Given exercise. Reproduce each line that includes the word "right".

Provided entries.
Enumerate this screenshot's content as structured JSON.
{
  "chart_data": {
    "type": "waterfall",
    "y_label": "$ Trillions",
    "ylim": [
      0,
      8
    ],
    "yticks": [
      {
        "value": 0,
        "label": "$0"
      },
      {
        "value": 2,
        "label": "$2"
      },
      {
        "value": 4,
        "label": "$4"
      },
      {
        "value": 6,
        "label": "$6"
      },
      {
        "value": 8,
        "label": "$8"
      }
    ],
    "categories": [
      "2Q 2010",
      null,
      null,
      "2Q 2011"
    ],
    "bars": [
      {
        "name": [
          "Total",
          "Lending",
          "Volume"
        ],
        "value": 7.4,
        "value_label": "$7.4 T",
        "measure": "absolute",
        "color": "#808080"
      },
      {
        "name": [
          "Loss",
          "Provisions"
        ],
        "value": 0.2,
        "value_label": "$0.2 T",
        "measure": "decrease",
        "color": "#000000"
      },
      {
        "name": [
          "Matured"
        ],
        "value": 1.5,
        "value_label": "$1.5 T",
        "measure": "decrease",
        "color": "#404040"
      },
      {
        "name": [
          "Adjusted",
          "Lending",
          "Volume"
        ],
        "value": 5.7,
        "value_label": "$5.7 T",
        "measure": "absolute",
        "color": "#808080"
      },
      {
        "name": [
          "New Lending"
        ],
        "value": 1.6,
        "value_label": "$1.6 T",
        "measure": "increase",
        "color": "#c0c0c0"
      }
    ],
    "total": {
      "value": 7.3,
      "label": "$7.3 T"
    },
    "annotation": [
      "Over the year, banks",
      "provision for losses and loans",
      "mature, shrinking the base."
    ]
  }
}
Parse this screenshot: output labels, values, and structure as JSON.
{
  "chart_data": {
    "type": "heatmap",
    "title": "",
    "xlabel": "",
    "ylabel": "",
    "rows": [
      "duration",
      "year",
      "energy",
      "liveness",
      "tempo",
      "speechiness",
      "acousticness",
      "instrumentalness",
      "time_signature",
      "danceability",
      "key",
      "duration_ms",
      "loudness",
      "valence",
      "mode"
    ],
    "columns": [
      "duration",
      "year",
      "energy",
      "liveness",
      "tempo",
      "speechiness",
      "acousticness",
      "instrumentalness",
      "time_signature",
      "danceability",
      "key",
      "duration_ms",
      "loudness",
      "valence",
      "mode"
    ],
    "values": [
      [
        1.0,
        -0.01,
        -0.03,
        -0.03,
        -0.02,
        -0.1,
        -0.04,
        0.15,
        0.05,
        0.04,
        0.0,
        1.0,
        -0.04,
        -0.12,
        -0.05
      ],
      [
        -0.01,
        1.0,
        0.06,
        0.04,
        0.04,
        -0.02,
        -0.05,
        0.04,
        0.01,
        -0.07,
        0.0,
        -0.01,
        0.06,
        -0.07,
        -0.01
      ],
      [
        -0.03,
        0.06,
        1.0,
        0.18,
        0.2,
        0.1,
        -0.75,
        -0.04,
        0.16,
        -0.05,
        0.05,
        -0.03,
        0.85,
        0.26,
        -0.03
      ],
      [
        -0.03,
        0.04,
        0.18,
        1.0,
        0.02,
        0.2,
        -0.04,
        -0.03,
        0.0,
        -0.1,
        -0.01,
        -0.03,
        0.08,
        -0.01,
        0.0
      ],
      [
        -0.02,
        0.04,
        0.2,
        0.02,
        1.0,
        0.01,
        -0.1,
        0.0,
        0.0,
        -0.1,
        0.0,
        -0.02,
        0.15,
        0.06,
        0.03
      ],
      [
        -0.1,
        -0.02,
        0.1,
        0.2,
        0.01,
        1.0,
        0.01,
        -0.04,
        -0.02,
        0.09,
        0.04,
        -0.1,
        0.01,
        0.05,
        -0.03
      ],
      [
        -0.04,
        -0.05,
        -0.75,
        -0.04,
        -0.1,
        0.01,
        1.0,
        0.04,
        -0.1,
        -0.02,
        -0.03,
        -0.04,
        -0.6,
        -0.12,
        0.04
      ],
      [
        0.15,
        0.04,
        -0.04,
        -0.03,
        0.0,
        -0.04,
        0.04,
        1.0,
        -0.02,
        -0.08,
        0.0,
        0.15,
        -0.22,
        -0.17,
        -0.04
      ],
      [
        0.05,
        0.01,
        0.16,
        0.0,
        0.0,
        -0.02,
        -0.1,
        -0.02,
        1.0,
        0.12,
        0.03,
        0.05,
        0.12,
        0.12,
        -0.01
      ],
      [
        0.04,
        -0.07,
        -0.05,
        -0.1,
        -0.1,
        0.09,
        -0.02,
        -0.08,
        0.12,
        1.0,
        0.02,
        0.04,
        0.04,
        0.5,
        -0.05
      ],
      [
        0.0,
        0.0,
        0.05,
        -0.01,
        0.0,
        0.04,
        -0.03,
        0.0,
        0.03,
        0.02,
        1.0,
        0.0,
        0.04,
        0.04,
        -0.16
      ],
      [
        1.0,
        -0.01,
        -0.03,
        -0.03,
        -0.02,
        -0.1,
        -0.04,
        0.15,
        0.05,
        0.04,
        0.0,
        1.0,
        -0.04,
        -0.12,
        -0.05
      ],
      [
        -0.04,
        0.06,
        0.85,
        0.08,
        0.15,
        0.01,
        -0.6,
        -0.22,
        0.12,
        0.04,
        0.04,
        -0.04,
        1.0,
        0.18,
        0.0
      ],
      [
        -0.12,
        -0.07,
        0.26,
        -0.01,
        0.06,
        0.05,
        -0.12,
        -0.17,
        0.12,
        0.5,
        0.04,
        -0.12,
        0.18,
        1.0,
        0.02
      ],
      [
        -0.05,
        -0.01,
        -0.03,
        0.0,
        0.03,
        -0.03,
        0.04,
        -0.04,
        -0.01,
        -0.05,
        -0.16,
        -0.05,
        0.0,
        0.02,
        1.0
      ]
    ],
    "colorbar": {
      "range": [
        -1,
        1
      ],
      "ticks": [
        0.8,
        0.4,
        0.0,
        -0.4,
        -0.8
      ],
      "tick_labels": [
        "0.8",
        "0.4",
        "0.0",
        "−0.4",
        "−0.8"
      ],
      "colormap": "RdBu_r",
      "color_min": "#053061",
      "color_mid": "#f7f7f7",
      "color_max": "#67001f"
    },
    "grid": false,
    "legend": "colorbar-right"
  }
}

...

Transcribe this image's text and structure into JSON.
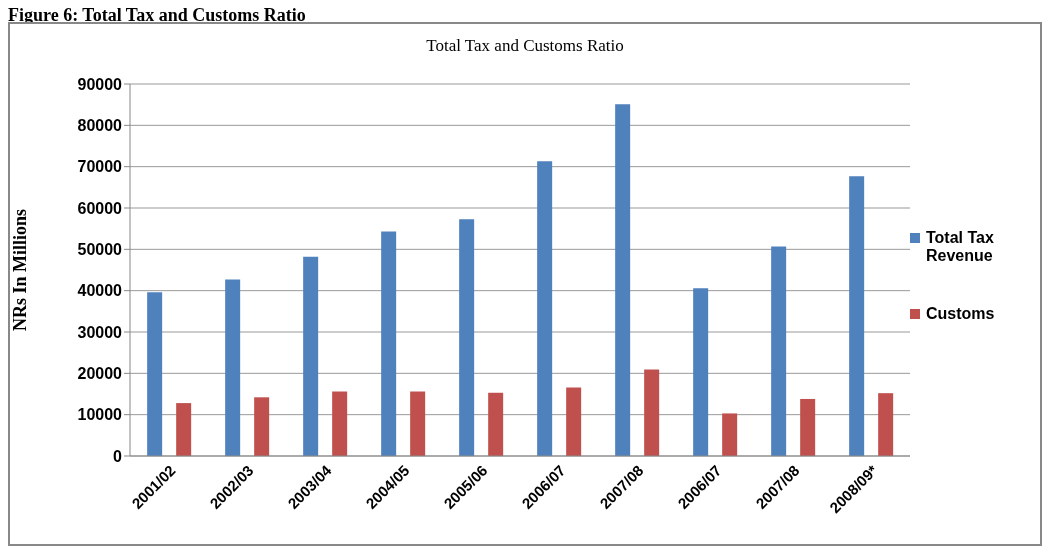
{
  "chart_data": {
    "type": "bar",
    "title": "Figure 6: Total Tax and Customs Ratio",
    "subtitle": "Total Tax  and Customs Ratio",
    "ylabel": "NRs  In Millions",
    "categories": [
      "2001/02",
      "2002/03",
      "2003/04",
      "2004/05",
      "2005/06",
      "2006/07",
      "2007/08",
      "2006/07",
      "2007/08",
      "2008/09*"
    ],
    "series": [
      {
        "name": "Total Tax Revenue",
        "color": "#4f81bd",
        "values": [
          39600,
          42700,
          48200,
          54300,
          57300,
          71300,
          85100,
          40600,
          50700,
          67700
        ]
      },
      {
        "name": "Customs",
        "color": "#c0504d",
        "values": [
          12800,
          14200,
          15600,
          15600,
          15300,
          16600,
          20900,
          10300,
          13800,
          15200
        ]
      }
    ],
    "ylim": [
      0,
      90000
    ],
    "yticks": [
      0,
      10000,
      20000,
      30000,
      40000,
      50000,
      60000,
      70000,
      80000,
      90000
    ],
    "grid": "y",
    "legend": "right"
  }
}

Answer for this exercise.
    "legend": "colorbar-right"
    "legend": "right"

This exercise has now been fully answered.